**WORK TASK**
The lines below that include "Highest" are to be found and copied.

**DATASET EXTRACT**
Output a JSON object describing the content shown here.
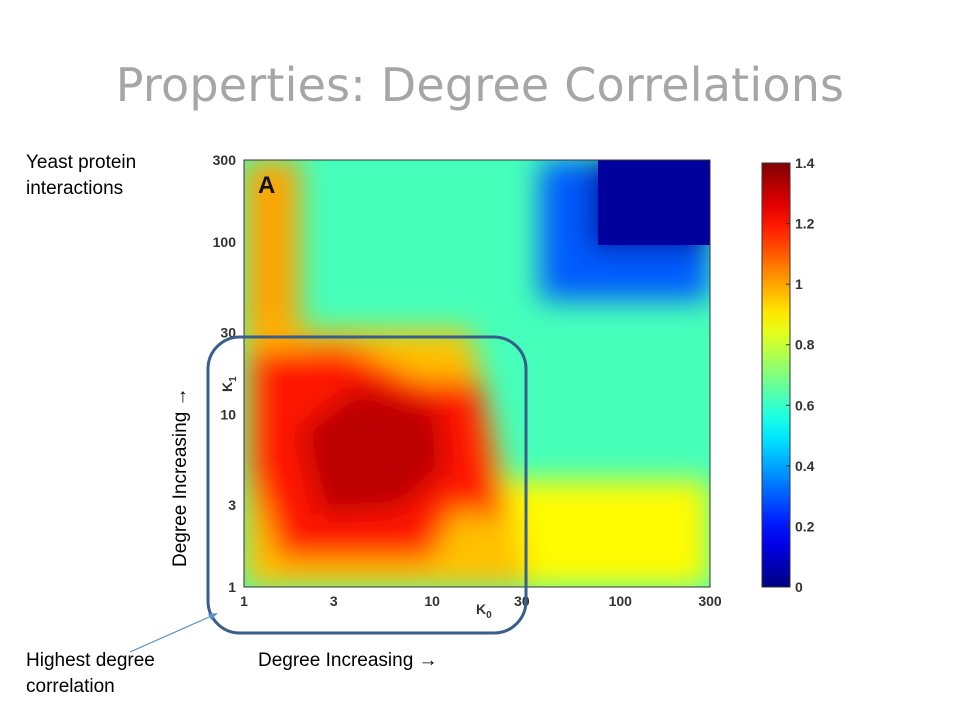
{
  "slide": {
    "title": "Properties: Degree Correlations"
  },
  "notes": {
    "dataset_line1": "Yeast protein",
    "dataset_line2": "interactions",
    "highlight_line1": "Highest degree",
    "highlight_line2": "correlation",
    "x_direction": "Degree Increasing →",
    "y_direction": "Degree Increasing →"
  },
  "chart_data": {
    "type": "heatmap",
    "panel_label": "A",
    "xlabel": "K0",
    "ylabel": "K1",
    "x_scale": "log",
    "y_scale": "log",
    "xlim": [
      1,
      300
    ],
    "ylim": [
      1,
      300
    ],
    "x_ticks": [
      1,
      3,
      10,
      30,
      100,
      300
    ],
    "y_ticks": [
      1,
      3,
      10,
      30,
      100,
      300
    ],
    "colorbar": {
      "min": 0,
      "max": 1.4,
      "ticks": [
        0,
        0.2,
        0.4,
        0.6,
        0.8,
        1,
        1.2,
        1.4
      ],
      "colormap": "jet"
    },
    "grid": false,
    "highlight_region": {
      "x": [
        1,
        30
      ],
      "y": [
        1,
        30
      ],
      "label": "Highest degree correlation"
    }
  },
  "colors": {
    "title": "#a6a6a6",
    "highlight_box": "#3a5e8c",
    "arrow": "#5b8fc9"
  }
}
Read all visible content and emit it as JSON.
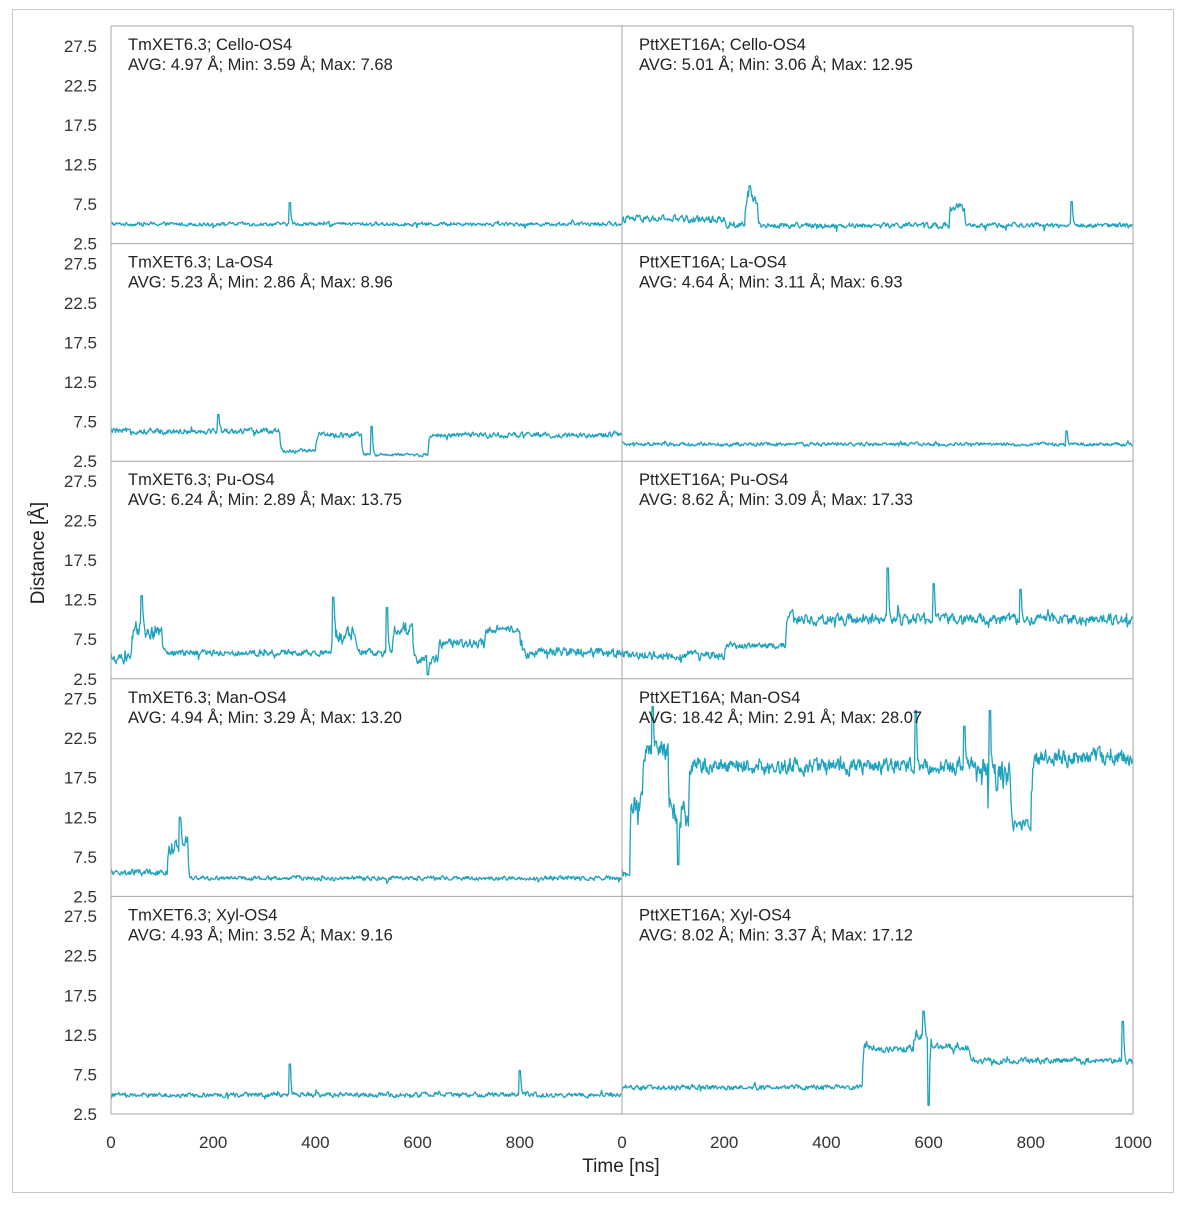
{
  "chart_data": {
    "type": "line",
    "xlabel": "Time [ns]",
    "ylabel": "Distance [Å]",
    "xlim": [
      0,
      1000
    ],
    "ylim": [
      2.5,
      30
    ],
    "x_ticks": [
      "0",
      "200",
      "400",
      "600",
      "800",
      "1000"
    ],
    "x_ticks_left": [
      "0",
      "200",
      "400",
      "600",
      "800"
    ],
    "y_ticks": [
      "2.5",
      "7.5",
      "12.5",
      "17.5",
      "22.5",
      "27.5"
    ],
    "color": "#1ea2bd",
    "panels": [
      {
        "protein": "TmXET6.3",
        "title": "TmXET6.3; Cello-OS4",
        "stats": "AVG: 4.97 Å; Min: 3.59 Å; Max: 7.68",
        "avg": 4.97,
        "min": 3.59,
        "max": 7.68,
        "segments": [
          [
            0,
            1000,
            4.97,
            0.35
          ]
        ],
        "spikes": [
          [
            350,
            7.68
          ]
        ]
      },
      {
        "protein": "PttXET16A",
        "title": "PttXET16A; Cello-OS4",
        "stats": "AVG: 5.01 Å; Min: 3.06 Å; Max: 12.95",
        "avg": 5.01,
        "min": 3.06,
        "max": 12.95,
        "segments": [
          [
            0,
            200,
            5.6,
            0.7
          ],
          [
            200,
            240,
            4.8,
            0.5
          ],
          [
            240,
            265,
            8.0,
            1.0
          ],
          [
            265,
            640,
            4.8,
            0.5
          ],
          [
            640,
            670,
            7.0,
            0.8
          ],
          [
            670,
            1000,
            4.8,
            0.45
          ]
        ],
        "spikes": [
          [
            250,
            9.8
          ],
          [
            880,
            7.8
          ]
        ]
      },
      {
        "protein": "TmXET6.3",
        "title": "TmXET6.3; La-OS4",
        "stats": "AVG: 5.23 Å; Min: 2.86 Å; Max: 8.96",
        "avg": 5.23,
        "min": 2.86,
        "max": 8.96,
        "segments": [
          [
            0,
            330,
            6.3,
            0.55
          ],
          [
            330,
            400,
            3.8,
            0.4
          ],
          [
            400,
            490,
            5.8,
            0.55
          ],
          [
            490,
            620,
            3.3,
            0.3
          ],
          [
            620,
            1000,
            5.8,
            0.5
          ]
        ],
        "spikes": [
          [
            210,
            8.4
          ],
          [
            510,
            6.9
          ]
        ]
      },
      {
        "protein": "PttXET16A",
        "title": "PttXET16A; La-OS4",
        "stats": "AVG: 4.64 Å; Min: 3.11 Å; Max: 6.93",
        "avg": 4.64,
        "min": 3.11,
        "max": 6.93,
        "segments": [
          [
            0,
            1000,
            4.64,
            0.35
          ]
        ],
        "spikes": [
          [
            870,
            6.3
          ]
        ]
      },
      {
        "protein": "TmXET6.3",
        "title": "TmXET6.3; Pu-OS4",
        "stats": "AVG: 6.24 Å; Min: 2.89 Å; Max: 13.75",
        "avg": 6.24,
        "min": 2.89,
        "max": 13.75,
        "segments": [
          [
            0,
            40,
            5.0,
            1.0
          ],
          [
            40,
            100,
            8.5,
            1.8
          ],
          [
            100,
            430,
            5.8,
            0.6
          ],
          [
            430,
            480,
            8.0,
            1.6
          ],
          [
            480,
            550,
            5.8,
            0.7
          ],
          [
            550,
            590,
            9.0,
            1.4
          ],
          [
            590,
            640,
            5.0,
            0.9
          ],
          [
            640,
            730,
            7.0,
            0.9
          ],
          [
            730,
            800,
            8.8,
            0.8
          ],
          [
            800,
            1000,
            5.8,
            0.9
          ]
        ],
        "spikes": [
          [
            60,
            13.0
          ],
          [
            435,
            12.8
          ],
          [
            540,
            11.5
          ],
          [
            620,
            3.0
          ]
        ]
      },
      {
        "protein": "PttXET16A",
        "title": "PttXET16A; Pu-OS4",
        "stats": "AVG: 8.62 Å; Min: 3.09 Å; Max: 17.33",
        "avg": 8.62,
        "min": 3.09,
        "max": 17.33,
        "segments": [
          [
            0,
            200,
            5.5,
            0.8
          ],
          [
            200,
            320,
            6.7,
            0.6
          ],
          [
            320,
            340,
            10.5,
            0.9
          ],
          [
            340,
            1000,
            10.0,
            1.0
          ]
        ],
        "spikes": [
          [
            520,
            16.5
          ],
          [
            610,
            14.5
          ],
          [
            780,
            13.8
          ]
        ]
      },
      {
        "protein": "TmXET6.3",
        "title": "TmXET6.3; Man-OS4",
        "stats": "AVG: 4.94 Å; Min: 3.29 Å; Max: 13.20",
        "avg": 4.94,
        "min": 3.29,
        "max": 13.2,
        "segments": [
          [
            0,
            110,
            5.5,
            0.6
          ],
          [
            110,
            150,
            9.0,
            1.8
          ],
          [
            150,
            1000,
            4.8,
            0.4
          ]
        ],
        "spikes": [
          [
            135,
            12.5
          ]
        ]
      },
      {
        "protein": "PttXET16A",
        "title": "PttXET16A; Man-OS4",
        "stats": "AVG: 18.42 Å; Min: 2.91 Å; Max: 28.07",
        "avg": 18.42,
        "min": 2.91,
        "max": 28.07,
        "segments": [
          [
            0,
            15,
            5.0,
            1.0
          ],
          [
            15,
            40,
            15.0,
            3.5
          ],
          [
            40,
            90,
            21.0,
            1.8
          ],
          [
            90,
            130,
            13.0,
            3.0
          ],
          [
            130,
            690,
            19.0,
            1.5
          ],
          [
            690,
            760,
            17.5,
            2.8
          ],
          [
            760,
            800,
            11.5,
            1.2
          ],
          [
            800,
            1000,
            20.0,
            1.6
          ]
        ],
        "spikes": [
          [
            60,
            26.5
          ],
          [
            575,
            26.0
          ],
          [
            670,
            24.0
          ],
          [
            720,
            26.0
          ],
          [
            110,
            6.5
          ]
        ]
      },
      {
        "protein": "TmXET6.3",
        "title": "TmXET6.3; Xyl-OS4",
        "stats": "AVG: 4.93 Å; Min: 3.52 Å; Max: 9.16",
        "avg": 4.93,
        "min": 3.52,
        "max": 9.16,
        "segments": [
          [
            0,
            1000,
            4.93,
            0.45
          ]
        ],
        "spikes": [
          [
            350,
            8.8
          ],
          [
            800,
            8.0
          ]
        ]
      },
      {
        "protein": "PttXET16A",
        "title": "PttXET16A; Xyl-OS4",
        "stats": "AVG: 8.02 Å; Min: 3.37 Å; Max: 17.12",
        "avg": 8.02,
        "min": 3.37,
        "max": 17.12,
        "segments": [
          [
            0,
            470,
            5.9,
            0.5
          ],
          [
            470,
            480,
            11.0,
            1.2
          ],
          [
            480,
            570,
            10.7,
            0.7
          ],
          [
            570,
            605,
            12.5,
            1.0
          ],
          [
            605,
            680,
            11.0,
            0.6
          ],
          [
            680,
            1000,
            9.2,
            0.6
          ]
        ],
        "spikes": [
          [
            590,
            15.5
          ],
          [
            600,
            3.6
          ],
          [
            980,
            14.2
          ]
        ]
      }
    ]
  }
}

**RESPONSE**
    "highlight_line1": "Highest degree",
      "label": "Highest degree correlation"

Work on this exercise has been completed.